Each entry needs to be restated exactly as written.

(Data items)
☆ ☆ ☆ ☆

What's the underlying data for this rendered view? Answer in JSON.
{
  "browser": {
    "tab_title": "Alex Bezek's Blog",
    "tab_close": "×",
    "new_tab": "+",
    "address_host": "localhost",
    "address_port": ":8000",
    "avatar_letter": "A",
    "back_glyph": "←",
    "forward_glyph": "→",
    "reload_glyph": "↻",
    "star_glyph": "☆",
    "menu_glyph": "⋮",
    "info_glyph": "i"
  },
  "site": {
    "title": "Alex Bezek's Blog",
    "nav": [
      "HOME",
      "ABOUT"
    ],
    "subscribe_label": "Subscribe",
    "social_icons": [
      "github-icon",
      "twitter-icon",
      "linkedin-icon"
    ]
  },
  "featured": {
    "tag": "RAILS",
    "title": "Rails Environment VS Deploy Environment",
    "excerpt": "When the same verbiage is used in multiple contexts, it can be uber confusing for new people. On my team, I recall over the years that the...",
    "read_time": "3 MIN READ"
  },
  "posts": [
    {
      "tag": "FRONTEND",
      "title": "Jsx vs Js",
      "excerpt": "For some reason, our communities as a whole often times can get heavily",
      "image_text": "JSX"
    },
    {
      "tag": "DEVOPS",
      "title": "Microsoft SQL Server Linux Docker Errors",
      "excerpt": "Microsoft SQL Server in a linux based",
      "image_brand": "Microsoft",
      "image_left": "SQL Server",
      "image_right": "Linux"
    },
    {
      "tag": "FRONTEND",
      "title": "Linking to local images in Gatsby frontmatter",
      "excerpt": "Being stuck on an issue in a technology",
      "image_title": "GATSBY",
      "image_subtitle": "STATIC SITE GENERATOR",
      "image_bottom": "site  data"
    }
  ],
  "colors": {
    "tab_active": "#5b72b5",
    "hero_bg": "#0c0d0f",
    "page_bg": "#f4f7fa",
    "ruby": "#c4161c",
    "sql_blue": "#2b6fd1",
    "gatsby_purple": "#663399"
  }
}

☆ ☆ ☆ ☆

— COMPLETED TASK —
What's the underlying data for this rendered view? Answer in JSON.
{
  "browser": {
    "tab_title": "Alex Bezek's Blog",
    "tab_close": "×",
    "new_tab": "+",
    "address_host": "localhost",
    "address_port": ":8000",
    "avatar_letter": "A",
    "back_glyph": "←",
    "forward_glyph": "→",
    "reload_glyph": "↻",
    "star_glyph": "☆",
    "menu_glyph": "⋮",
    "info_glyph": "i"
  },
  "site": {
    "title": "Alex Bezek's Blog",
    "nav": [
      "HOME",
      "ABOUT"
    ],
    "subscribe_label": "Subscribe",
    "social_icons": [
      "github-icon",
      "twitter-icon",
      "linkedin-icon"
    ]
  },
  "featured": {
    "tag": "RAILS",
    "title": "Rails Environment VS Deploy Environment",
    "excerpt": "When the same verbiage is used in multiple contexts, it can be uber confusing for new people. On my team, I recall over the years that the...",
    "read_time": "3 MIN READ"
  },
  "posts": [
    {
      "tag": "FRONTEND",
      "title": "Jsx vs Js",
      "excerpt": "For some reason, our communities as a whole often times can get heavily",
      "image_text": "JSX"
    },
    {
      "tag": "DEVOPS",
      "title": "Microsoft SQL Server Linux Docker Errors",
      "excerpt": "Microsoft SQL Server in a linux based",
      "image_brand": "Microsoft",
      "image_left": "SQL Server",
      "image_right": "Linux"
    },
    {
      "tag": "FRONTEND",
      "title": "Linking to local images in Gatsby frontmatter",
      "excerpt": "Being stuck on an issue in a technology",
      "image_title": "GATSBY",
      "image_subtitle": "STATIC SITE GENERATOR",
      "image_bottom": "site  data"
    }
  ],
  "colors": {
    "tab_active": "#5b72b5",
    "hero_bg": "#0c0d0f",
    "page_bg": "#f4f7fa",
    "ruby": "#c4161c",
    "sql_blue": "#2b6fd1",
    "gatsby_purple": "#663399"
  }
}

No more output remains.